▸ **EXERCISE REQUIREMENTS**: Give back each entry unchanged, minus pictures.

━━━━━ WORKING DATA

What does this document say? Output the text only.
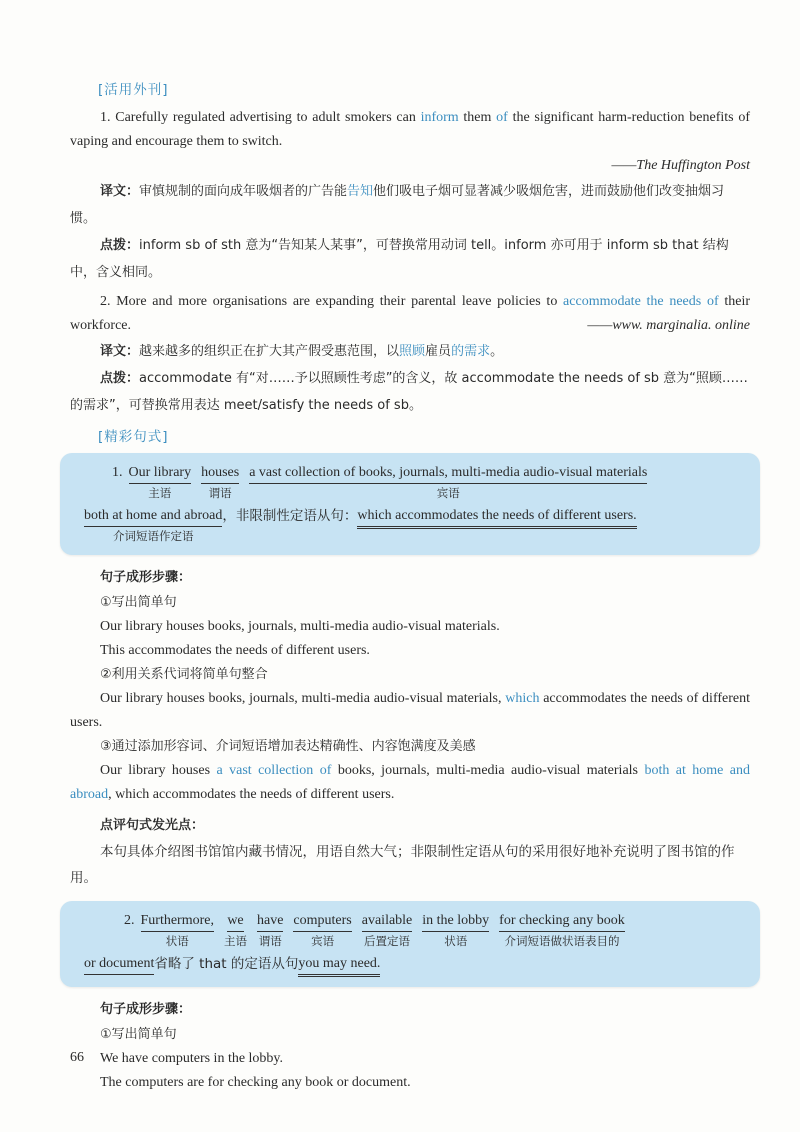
[活用外刊]

1. Carefully regulated advertising to adult smokers can inform them of the significant harm-reduction benefits of vaping and encourage them to switch.

——The Huffington Post

译文：审慎规制的面向成年吸烟者的广告能告知他们吸电子烟可显著减少吸烟危害，进而鼓励他们改变抽烟习惯。

点拨：inform sb of sth 意为“告知某人某事”，可替换常用动词 tell。inform 亦可用于 inform sb that 结构中，含义相同。

2. More and more organisations are expanding their parental leave policies to accommodate the needs of their workforce.	——www. marginalia. online

译文：越来越多的组织正在扩大其产假受惠范围，以照顾雇员的需求。

点拨：accommodate 有“对……予以照顾性考虑”的含义，故 accommodate the needs of sb 意为“照顾……的需求”，可替换常用表达 meet/satisfy the needs of sb。

[精彩句式]
1. Our library
主语
houses
谓语
a vast collection of books, journals, multi-media audio-visual materials
宾语
both at home and abroad
介词短语作定语
，非限制性定语从句： which accommodates the needs of different users.
句子成形步骤：
①写出简单句

Our library houses books, journals, multi-media audio-visual materials.

This accommodates the needs of different users.

②利用关系代词将简单句整合

Our library houses books, journals, multi-media audio-visual materials, which accommodates the needs of different users.

③通过添加形容词、介词短语增加表达精确性、内容饱满度及美感

Our library houses a vast collection of books, journals, multi-media audio-visual materials both at home and abroad, which accommodates the needs of different users.

点评句式发光点：

本句具体介绍图书馆馆内藏书情况，用语自然大气；非限制性定语从句的采用很好地补充说明了图书馆的作用。

2. Furthermore,
状语
we
主语
have
谓语
computers
宾语
available
后置定语
in the lobby
状语
for checking any book
介词短语做状语表目的
or document 省略了 that 的定语从句 you may need.
句子成形步骤：
①写出简单句

We have computers in the lobby.

The computers are for checking any book or document.

66
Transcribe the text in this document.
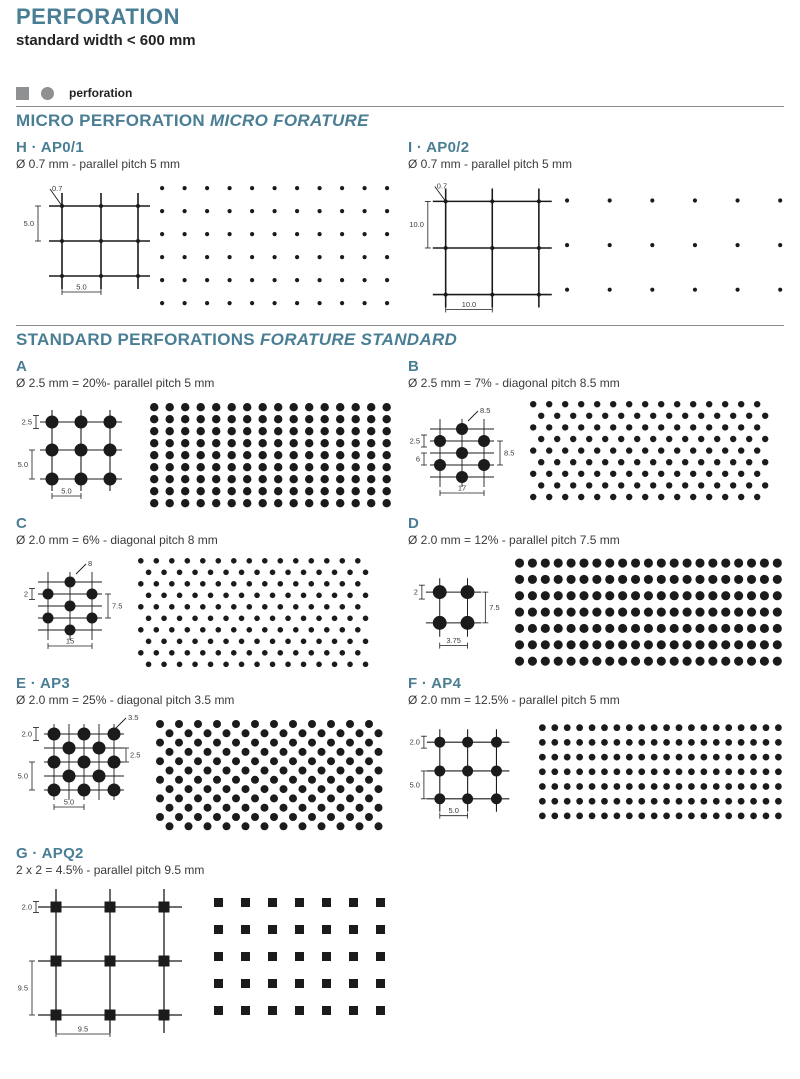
PERFORATION
standard width < 600 mm
perforation
MICRO PERFORATION MICRO FORATURE
H · AP0/1

Ø 0.7 mm - parallel pitch 5 mm

0.7
5.0
5.0
I · AP0/2

Ø 0.7 mm - parallel pitch 5 mm

0.7
10.0
10.0
STANDARD PERFORATIONS FORATURE STANDARD
A

Ø 2.5 mm = 20%- parallel pitch 5 mm

2.5
5.0
5.0
B

Ø 2.5 mm = 7% - diagonal pitch 8.5 mm

8.5
2.5
6
8.5
17
C

Ø 2.0 mm = 6% - diagonal pitch 8 mm

8
2
7.5
15
D

Ø 2.0 mm = 12% - parallel pitch 7.5 mm

2
7.5
3.75
E · AP3

Ø 2.0 mm = 25% - diagonal pitch 3.5 mm

3.5
2.0
2.5
5.0
5.0
F · AP4

Ø 2.0 mm = 12.5% - parallel pitch 5 mm

2.0
5.0
5.0
G · APQ2

2 x 2 = 4.5% - parallel pitch 9.5 mm

2.0
9.5
9.5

━━━━━━━━━━

▸ **FULL RESPONSE**:
What does this document say? Output the text only.
[活用外刊]

1. Carefully regulated advertising to adult smokers can inform them of the significant harm-reduction benefits of vaping and encourage them to switch.

——The Huffington Post

译文：审慎规制的面向成年吸烟者的广告能告知他们吸电子烟可显著减少吸烟危害，进而鼓励他们改变抽烟习惯。

点拨：inform sb of sth 意为“告知某人某事”，可替换常用动词 tell。inform 亦可用于 inform sb that 结构中，含义相同。

2. More and more organisations are expanding their parental leave policies to accommodate the needs of their workforce.	——www. marginalia. online

译文：越来越多的组织正在扩大其产假受惠范围，以照顾雇员的需求。

点拨：accommodate 有“对……予以照顾性考虑”的含义，故 accommodate the needs of sb 意为“照顾……的需求”，可替换常用表达 meet/satisfy the needs of sb。

[精彩句式]
1. Our library
主语
houses
谓语
a vast collection of books, journals, multi-media audio-visual materials
宾语
both at home and abroad
介词短语作定语
，非限制性定语从句： which accommodates the needs of different users.
句子成形步骤：
①写出简单句

Our library houses books, journals, multi-media audio-visual materials.

This accommodates the needs of different users.

②利用关系代词将简单句整合

Our library houses books, journals, multi-media audio-visual materials, which accommodates the needs of different users.

③通过添加形容词、介词短语增加表达精确性、内容饱满度及美感

Our library houses a vast collection of books, journals, multi-media audio-visual materials both at home and abroad, which accommodates the needs of different users.

点评句式发光点：

本句具体介绍图书馆馆内藏书情况，用语自然大气；非限制性定语从句的采用很好地补充说明了图书馆的作用。

2. Furthermore,
状语
we
主语
have
谓语
computers
宾语
available
后置定语
in the lobby
状语
for checking any book
介词短语做状语表目的
or document 省略了 that 的定语从句 you may need.
句子成形步骤：
①写出简单句

We have computers in the lobby.

The computers are for checking any book or document.

66
Transcribe the text in this document.
PERFORATION
standard width < 600 mm
perforation
MICRO PERFORATION MICRO FORATURE
H · AP0/1

Ø 0.7 mm - parallel pitch 5 mm

0.7
5.0
5.0
I · AP0/2

Ø 0.7 mm - parallel pitch 5 mm

0.7
10.0
10.0
STANDARD PERFORATIONS FORATURE STANDARD
A

Ø 2.5 mm = 20%- parallel pitch 5 mm

2.5
5.0
5.0
B

Ø 2.5 mm = 7% - diagonal pitch 8.5 mm

8.5
2.5
6
8.5
17
C

Ø 2.0 mm = 6% - diagonal pitch 8 mm

8
2
7.5
15
D

Ø 2.0 mm = 12% - parallel pitch 7.5 mm

2
7.5
3.75
E · AP3

Ø 2.0 mm = 25% - diagonal pitch 3.5 mm

3.5
2.0
2.5
5.0
5.0
F · AP4

Ø 2.0 mm = 12.5% - parallel pitch 5 mm

2.0
5.0
5.0
G · APQ2

2 x 2 = 4.5% - parallel pitch 9.5 mm

2.0
9.5
9.5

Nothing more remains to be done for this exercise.